> _EXERCISE_: Below is a block of data; give all of it again word for word.

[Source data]

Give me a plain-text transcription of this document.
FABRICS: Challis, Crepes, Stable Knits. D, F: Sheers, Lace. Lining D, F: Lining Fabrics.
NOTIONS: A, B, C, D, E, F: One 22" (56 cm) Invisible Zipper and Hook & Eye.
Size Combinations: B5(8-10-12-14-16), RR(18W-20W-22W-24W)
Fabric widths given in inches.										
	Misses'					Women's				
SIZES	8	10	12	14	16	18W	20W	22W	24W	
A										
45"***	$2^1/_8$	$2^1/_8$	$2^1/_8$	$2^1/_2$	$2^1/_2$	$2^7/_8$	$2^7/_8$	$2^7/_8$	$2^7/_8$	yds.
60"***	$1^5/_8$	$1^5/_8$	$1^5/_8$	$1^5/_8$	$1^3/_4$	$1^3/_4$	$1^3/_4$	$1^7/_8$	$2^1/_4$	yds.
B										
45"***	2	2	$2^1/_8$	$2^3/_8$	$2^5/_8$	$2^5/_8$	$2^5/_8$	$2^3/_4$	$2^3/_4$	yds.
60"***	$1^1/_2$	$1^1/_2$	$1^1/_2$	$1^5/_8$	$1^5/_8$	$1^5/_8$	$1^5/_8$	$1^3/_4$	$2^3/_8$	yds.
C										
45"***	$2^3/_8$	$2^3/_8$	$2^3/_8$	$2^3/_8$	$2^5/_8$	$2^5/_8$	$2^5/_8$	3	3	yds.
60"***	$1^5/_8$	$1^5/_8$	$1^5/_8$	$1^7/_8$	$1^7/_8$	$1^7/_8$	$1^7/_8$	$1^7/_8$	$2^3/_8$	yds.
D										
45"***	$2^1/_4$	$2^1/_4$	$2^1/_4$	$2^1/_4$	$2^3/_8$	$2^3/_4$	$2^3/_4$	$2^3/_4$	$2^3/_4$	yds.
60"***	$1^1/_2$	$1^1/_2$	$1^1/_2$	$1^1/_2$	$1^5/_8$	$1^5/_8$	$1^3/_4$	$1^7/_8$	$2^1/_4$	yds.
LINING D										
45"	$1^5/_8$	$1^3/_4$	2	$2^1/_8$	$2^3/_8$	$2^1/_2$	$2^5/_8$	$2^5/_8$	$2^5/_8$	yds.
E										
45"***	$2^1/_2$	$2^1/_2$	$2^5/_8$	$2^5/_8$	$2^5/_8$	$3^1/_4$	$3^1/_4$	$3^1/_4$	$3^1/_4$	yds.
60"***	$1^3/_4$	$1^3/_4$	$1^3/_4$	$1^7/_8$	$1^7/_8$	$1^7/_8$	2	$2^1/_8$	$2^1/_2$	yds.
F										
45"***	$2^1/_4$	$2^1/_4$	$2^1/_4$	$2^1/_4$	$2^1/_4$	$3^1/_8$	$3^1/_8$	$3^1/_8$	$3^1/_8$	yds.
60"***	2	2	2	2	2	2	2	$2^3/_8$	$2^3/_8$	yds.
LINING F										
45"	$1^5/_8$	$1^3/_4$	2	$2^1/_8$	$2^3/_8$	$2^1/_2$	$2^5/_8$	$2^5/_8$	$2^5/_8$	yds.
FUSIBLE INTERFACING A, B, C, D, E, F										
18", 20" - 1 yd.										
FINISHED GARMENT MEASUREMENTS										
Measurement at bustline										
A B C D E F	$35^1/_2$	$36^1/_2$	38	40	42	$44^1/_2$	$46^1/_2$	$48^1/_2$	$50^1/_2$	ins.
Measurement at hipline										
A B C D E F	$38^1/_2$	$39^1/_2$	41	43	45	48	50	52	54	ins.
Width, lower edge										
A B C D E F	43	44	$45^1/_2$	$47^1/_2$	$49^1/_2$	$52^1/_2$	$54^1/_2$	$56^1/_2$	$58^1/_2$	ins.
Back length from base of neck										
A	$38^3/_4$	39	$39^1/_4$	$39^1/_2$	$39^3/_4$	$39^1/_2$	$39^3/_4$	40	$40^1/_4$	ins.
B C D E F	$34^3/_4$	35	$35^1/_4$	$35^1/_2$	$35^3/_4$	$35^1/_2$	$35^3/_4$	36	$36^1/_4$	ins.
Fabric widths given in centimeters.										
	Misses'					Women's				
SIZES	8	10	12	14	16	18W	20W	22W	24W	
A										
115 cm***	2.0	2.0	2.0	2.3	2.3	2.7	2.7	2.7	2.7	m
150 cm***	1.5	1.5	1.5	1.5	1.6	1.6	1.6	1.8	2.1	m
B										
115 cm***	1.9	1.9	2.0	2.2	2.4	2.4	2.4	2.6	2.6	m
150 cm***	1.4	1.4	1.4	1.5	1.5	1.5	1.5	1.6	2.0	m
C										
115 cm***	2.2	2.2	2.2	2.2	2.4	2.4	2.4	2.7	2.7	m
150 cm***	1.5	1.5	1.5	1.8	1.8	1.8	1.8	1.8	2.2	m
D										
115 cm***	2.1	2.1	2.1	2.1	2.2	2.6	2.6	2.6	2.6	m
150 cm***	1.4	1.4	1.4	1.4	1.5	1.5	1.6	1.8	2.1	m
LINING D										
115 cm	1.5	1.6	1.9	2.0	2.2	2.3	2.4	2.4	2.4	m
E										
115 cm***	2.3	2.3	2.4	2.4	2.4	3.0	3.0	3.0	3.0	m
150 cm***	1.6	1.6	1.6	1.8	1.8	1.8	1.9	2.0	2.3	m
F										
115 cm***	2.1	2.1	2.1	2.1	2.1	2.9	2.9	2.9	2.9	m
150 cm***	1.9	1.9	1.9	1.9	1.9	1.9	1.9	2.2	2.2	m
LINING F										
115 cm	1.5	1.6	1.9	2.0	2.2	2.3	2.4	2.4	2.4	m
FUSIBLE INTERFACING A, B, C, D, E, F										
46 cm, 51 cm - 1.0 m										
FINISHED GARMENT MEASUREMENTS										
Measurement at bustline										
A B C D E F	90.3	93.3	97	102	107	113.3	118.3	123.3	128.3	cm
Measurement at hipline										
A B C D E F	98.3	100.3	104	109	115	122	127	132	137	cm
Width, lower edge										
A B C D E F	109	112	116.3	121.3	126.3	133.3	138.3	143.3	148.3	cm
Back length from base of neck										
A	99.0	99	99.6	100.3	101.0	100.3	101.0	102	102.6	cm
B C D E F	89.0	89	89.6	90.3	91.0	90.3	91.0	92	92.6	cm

> _CORRECT OUTPUT_:
Give me a plain-text transcription of this document.
FABRICS: Challis, Crepes, Stable Knits. D, F: Sheers, Lace. Lining D, F: Lining Fabrics.
NOTIONS: A, B, C, D, E, F: One 22" (56 cm) Invisible Zipper and Hook & Eye.
Size Combinations: B5(8-10-12-14-16), RR(18W-20W-22W-24W)
Fabric widths given in inches.										
	Misses'					Women's				
SIZES	8	10	12	14	16	18W	20W	22W	24W	
A										
45"***	$2^1/_8$	$2^1/_8$	$2^1/_8$	$2^1/_2$	$2^1/_2$	$2^7/_8$	$2^7/_8$	$2^7/_8$	$2^7/_8$	yds.
60"***	$1^5/_8$	$1^5/_8$	$1^5/_8$	$1^5/_8$	$1^3/_4$	$1^3/_4$	$1^3/_4$	$1^7/_8$	$2^1/_4$	yds.
B										
45"***	2	2	$2^1/_8$	$2^3/_8$	$2^5/_8$	$2^5/_8$	$2^5/_8$	$2^3/_4$	$2^3/_4$	yds.
60"***	$1^1/_2$	$1^1/_2$	$1^1/_2$	$1^5/_8$	$1^5/_8$	$1^5/_8$	$1^5/_8$	$1^3/_4$	$2^3/_8$	yds.
C										
45"***	$2^3/_8$	$2^3/_8$	$2^3/_8$	$2^3/_8$	$2^5/_8$	$2^5/_8$	$2^5/_8$	3	3	yds.
60"***	$1^5/_8$	$1^5/_8$	$1^5/_8$	$1^7/_8$	$1^7/_8$	$1^7/_8$	$1^7/_8$	$1^7/_8$	$2^3/_8$	yds.
D										
45"***	$2^1/_4$	$2^1/_4$	$2^1/_4$	$2^1/_4$	$2^3/_8$	$2^3/_4$	$2^3/_4$	$2^3/_4$	$2^3/_4$	yds.
60"***	$1^1/_2$	$1^1/_2$	$1^1/_2$	$1^1/_2$	$1^5/_8$	$1^5/_8$	$1^3/_4$	$1^7/_8$	$2^1/_4$	yds.
LINING D										
45"	$1^5/_8$	$1^3/_4$	2	$2^1/_8$	$2^3/_8$	$2^1/_2$	$2^5/_8$	$2^5/_8$	$2^5/_8$	yds.
E										
45"***	$2^1/_2$	$2^1/_2$	$2^5/_8$	$2^5/_8$	$2^5/_8$	$3^1/_4$	$3^1/_4$	$3^1/_4$	$3^1/_4$	yds.
60"***	$1^3/_4$	$1^3/_4$	$1^3/_4$	$1^7/_8$	$1^7/_8$	$1^7/_8$	2	$2^1/_8$	$2^1/_2$	yds.
F										
45"***	$2^1/_4$	$2^1/_4$	$2^1/_4$	$2^1/_4$	$2^1/_4$	$3^1/_8$	$3^1/_8$	$3^1/_8$	$3^1/_8$	yds.
60"***	2	2	2	2	2	2	2	$2^3/_8$	$2^3/_8$	yds.
LINING F										
45"	$1^5/_8$	$1^3/_4$	2	$2^1/_8$	$2^3/_8$	$2^1/_2$	$2^5/_8$	$2^5/_8$	$2^5/_8$	yds.
FUSIBLE INTERFACING A, B, C, D, E, F										
18", 20" - 1 yd.										
FINISHED GARMENT MEASUREMENTS										
Measurement at bustline										
A B C D E F	$35^1/_2$	$36^1/_2$	38	40	42	$44^1/_2$	$46^1/_2$	$48^1/_2$	$50^1/_2$	ins.
Measurement at hipline										
A B C D E F	$38^1/_2$	$39^1/_2$	41	43	45	48	50	52	54	ins.
Width, lower edge										
A B C D E F	43	44	$45^1/_2$	$47^1/_2$	$49^1/_2$	$52^1/_2$	$54^1/_2$	$56^1/_2$	$58^1/_2$	ins.
Back length from base of neck										
A	$38^3/_4$	39	$39^1/_4$	$39^1/_2$	$39^3/_4$	$39^1/_2$	$39^3/_4$	40	$40^1/_4$	ins.
B C D E F	$34^3/_4$	35	$35^1/_4$	$35^1/_2$	$35^3/_4$	$35^1/_2$	$35^3/_4$	36	$36^1/_4$	ins.
Fabric widths given in centimeters.										
	Misses'					Women's				
SIZES	8	10	12	14	16	18W	20W	22W	24W	
A										
115 cm***	2.0	2.0	2.0	2.3	2.3	2.7	2.7	2.7	2.7	m
150 cm***	1.5	1.5	1.5	1.5	1.6	1.6	1.6	1.8	2.1	m
B										
115 cm***	1.9	1.9	2.0	2.2	2.4	2.4	2.4	2.6	2.6	m
150 cm***	1.4	1.4	1.4	1.5	1.5	1.5	1.5	1.6	2.0	m
C										
115 cm***	2.2	2.2	2.2	2.2	2.4	2.4	2.4	2.7	2.7	m
150 cm***	1.5	1.5	1.5	1.8	1.8	1.8	1.8	1.8	2.2	m
D										
115 cm***	2.1	2.1	2.1	2.1	2.2	2.6	2.6	2.6	2.6	m
150 cm***	1.4	1.4	1.4	1.4	1.5	1.5	1.6	1.8	2.1	m
LINING D										
115 cm	1.5	1.6	1.9	2.0	2.2	2.3	2.4	2.4	2.4	m
E										
115 cm***	2.3	2.3	2.4	2.4	2.4	3.0	3.0	3.0	3.0	m
150 cm***	1.6	1.6	1.6	1.8	1.8	1.8	1.9	2.0	2.3	m
F										
115 cm***	2.1	2.1	2.1	2.1	2.1	2.9	2.9	2.9	2.9	m
150 cm***	1.9	1.9	1.9	1.9	1.9	1.9	1.9	2.2	2.2	m
LINING F										
115 cm	1.5	1.6	1.9	2.0	2.2	2.3	2.4	2.4	2.4	m
FUSIBLE INTERFACING A, B, C, D, E, F										
46 cm, 51 cm - 1.0 m										
FINISHED GARMENT MEASUREMENTS										
Measurement at bustline										
A B C D E F	90.3	93.3	97	102	107	113.3	118.3	123.3	128.3	cm
Measurement at hipline										
A B C D E F	98.3	100.3	104	109	115	122	127	132	137	cm
Width, lower edge										
A B C D E F	109	112	116.3	121.3	126.3	133.3	138.3	143.3	148.3	cm
Back length from base of neck										
A	99.0	99	99.6	100.3	101.0	100.3	101.0	102	102.6	cm
B C D E F	89.0	89	89.6	90.3	91.0	90.3	91.0	92	92.6	cm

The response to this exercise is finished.